[Begin Records]
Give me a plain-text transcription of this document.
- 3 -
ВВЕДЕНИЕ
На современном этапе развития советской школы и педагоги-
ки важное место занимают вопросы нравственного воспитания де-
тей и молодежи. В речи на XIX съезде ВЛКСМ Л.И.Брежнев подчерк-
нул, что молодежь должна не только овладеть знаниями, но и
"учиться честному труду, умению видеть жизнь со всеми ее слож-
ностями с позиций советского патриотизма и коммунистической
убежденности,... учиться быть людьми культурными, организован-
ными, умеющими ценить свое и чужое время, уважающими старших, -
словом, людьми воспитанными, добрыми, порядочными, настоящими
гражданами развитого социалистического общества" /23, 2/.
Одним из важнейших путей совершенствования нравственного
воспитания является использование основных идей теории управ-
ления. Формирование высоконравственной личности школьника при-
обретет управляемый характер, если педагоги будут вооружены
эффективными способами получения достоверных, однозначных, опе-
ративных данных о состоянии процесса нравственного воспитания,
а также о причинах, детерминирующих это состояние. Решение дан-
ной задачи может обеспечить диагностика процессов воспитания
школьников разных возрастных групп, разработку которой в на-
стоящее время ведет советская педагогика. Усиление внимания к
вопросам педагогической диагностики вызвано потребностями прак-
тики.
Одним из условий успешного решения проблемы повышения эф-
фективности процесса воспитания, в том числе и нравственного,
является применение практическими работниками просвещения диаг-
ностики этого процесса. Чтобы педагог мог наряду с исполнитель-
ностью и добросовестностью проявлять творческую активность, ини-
[End Records]
▶ _Your instructions_: Pick out each line above that includes "Одним" and show it.

▶ _Written solution_:
Одним из важнейших путей совершенствования нравственного
Одним из условий успешного решения проблемы повышения эф-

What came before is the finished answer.